### A run of records
## start

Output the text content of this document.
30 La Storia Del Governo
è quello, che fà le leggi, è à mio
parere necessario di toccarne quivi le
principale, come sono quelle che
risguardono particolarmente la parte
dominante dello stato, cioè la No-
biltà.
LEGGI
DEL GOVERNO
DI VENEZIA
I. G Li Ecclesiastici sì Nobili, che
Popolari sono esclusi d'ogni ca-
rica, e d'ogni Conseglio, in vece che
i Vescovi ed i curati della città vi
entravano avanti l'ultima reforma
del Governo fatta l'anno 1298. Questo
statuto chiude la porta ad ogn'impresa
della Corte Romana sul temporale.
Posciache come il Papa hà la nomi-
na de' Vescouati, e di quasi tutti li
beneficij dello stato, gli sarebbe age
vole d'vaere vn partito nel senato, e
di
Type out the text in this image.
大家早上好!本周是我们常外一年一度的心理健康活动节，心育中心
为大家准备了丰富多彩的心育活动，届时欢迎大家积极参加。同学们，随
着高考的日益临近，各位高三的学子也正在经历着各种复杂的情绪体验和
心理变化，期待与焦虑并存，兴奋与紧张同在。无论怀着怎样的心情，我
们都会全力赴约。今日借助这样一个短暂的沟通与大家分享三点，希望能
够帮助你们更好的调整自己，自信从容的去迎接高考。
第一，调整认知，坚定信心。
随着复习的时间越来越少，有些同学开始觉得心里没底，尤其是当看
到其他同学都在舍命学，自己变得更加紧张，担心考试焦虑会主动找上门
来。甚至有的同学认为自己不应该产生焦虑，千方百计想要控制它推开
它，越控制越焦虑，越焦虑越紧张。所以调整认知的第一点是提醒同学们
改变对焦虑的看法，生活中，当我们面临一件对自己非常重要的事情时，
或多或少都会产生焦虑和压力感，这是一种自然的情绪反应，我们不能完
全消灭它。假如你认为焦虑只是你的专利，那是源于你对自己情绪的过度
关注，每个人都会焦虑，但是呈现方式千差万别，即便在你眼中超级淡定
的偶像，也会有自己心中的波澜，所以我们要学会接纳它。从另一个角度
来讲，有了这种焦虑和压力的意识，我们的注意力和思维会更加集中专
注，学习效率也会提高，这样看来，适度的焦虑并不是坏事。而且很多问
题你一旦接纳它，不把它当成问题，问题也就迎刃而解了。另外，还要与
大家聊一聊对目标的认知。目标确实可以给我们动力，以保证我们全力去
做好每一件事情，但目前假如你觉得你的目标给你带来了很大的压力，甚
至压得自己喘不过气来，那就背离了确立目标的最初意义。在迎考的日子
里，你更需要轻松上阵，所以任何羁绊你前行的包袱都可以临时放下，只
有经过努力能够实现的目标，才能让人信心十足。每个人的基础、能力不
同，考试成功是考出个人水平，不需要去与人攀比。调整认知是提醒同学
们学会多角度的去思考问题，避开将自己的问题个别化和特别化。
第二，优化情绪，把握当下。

## end
## start

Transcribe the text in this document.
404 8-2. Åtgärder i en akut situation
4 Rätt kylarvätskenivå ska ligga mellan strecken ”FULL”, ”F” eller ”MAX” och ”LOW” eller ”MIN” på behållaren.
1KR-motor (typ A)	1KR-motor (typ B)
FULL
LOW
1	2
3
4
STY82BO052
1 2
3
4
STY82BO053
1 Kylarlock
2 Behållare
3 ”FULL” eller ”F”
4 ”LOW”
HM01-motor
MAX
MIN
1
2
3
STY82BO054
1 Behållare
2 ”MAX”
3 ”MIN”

## end
## start

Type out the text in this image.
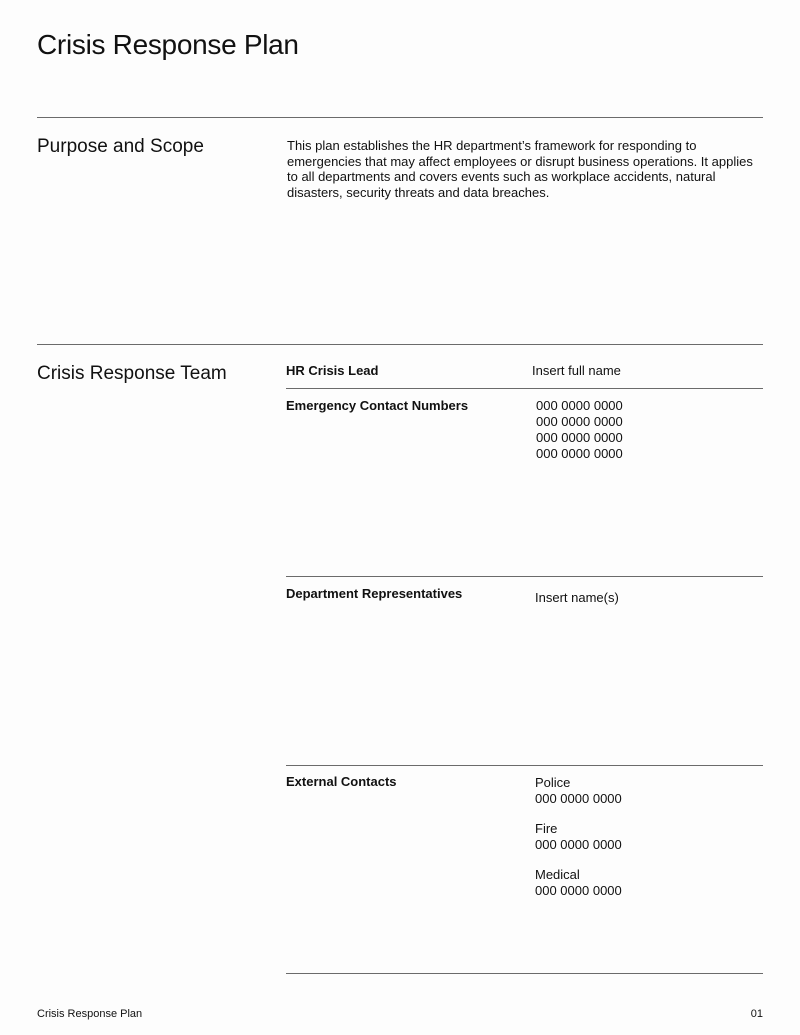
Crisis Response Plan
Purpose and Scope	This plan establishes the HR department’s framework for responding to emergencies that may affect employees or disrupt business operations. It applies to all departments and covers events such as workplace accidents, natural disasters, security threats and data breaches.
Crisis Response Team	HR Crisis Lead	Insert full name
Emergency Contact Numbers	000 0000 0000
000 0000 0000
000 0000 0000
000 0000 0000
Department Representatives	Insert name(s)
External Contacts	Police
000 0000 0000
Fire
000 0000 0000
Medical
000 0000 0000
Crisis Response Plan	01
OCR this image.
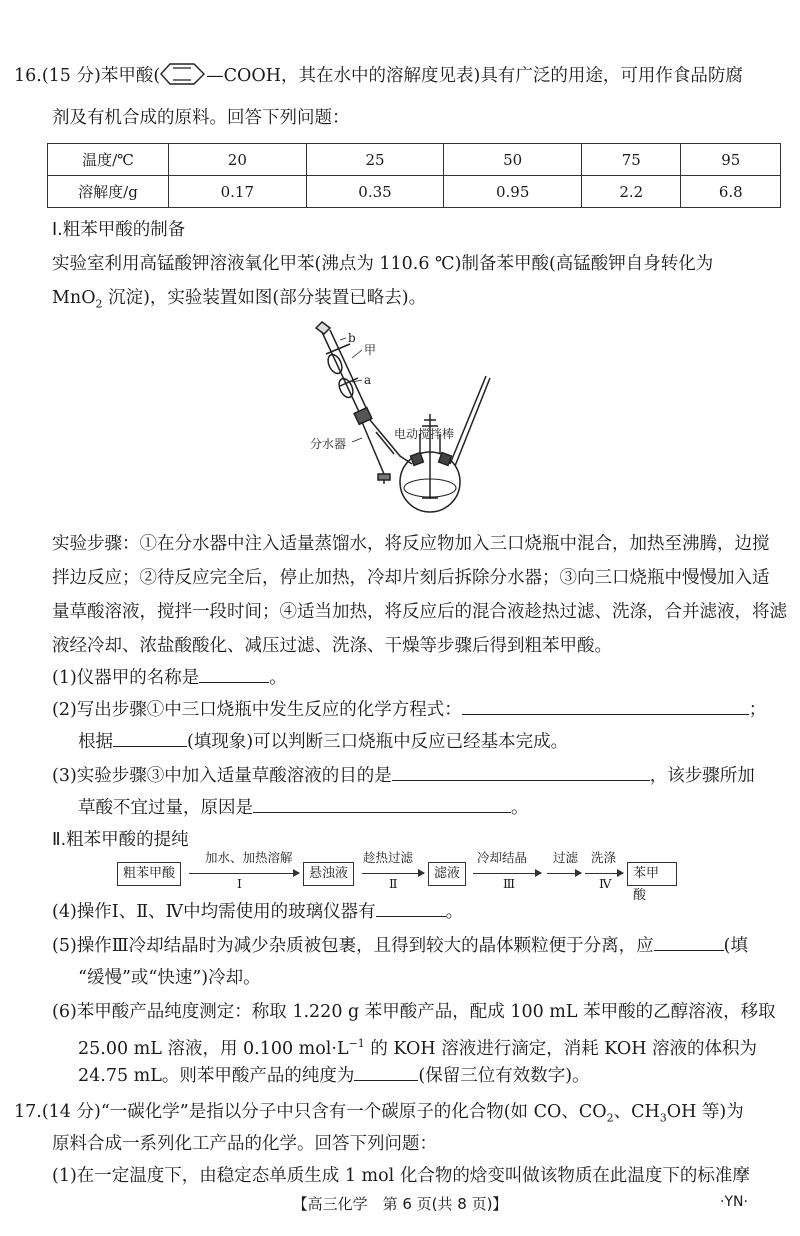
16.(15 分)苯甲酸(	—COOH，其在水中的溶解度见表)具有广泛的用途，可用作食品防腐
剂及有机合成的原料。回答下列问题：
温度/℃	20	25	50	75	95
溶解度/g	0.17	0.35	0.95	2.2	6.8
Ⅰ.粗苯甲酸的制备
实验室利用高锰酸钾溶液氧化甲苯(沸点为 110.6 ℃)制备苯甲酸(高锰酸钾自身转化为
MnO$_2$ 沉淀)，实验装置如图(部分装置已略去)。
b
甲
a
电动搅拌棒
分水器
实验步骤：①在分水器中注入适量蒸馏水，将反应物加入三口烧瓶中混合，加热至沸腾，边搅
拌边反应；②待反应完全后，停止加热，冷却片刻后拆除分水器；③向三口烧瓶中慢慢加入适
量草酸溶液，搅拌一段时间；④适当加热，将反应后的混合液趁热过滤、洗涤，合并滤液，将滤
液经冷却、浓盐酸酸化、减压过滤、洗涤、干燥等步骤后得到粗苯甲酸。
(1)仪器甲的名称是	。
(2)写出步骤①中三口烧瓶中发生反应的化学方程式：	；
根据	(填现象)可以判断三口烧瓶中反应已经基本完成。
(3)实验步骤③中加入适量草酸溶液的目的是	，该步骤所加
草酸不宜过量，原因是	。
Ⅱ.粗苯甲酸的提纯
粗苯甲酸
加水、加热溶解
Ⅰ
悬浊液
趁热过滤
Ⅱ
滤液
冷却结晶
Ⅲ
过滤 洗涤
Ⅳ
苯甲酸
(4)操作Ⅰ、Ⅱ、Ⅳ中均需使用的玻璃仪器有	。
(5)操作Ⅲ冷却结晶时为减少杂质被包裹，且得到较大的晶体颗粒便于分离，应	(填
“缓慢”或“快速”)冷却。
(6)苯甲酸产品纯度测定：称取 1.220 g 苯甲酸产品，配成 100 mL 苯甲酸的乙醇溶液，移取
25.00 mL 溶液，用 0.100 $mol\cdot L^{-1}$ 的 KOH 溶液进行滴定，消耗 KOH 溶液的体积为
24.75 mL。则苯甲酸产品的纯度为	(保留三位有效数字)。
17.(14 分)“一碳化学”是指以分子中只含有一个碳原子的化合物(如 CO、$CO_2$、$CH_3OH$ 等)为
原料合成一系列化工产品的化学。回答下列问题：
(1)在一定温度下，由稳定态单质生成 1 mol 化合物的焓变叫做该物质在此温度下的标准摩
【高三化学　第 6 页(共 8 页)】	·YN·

## end

### REQUIRED WORK
Return every line in the listing that contains the word "ogni".

### SOLUTION TO THE PROBLEM
Popolari sono esclusi d'ogni ca-
rica, e d'ogni Conseglio, in vece che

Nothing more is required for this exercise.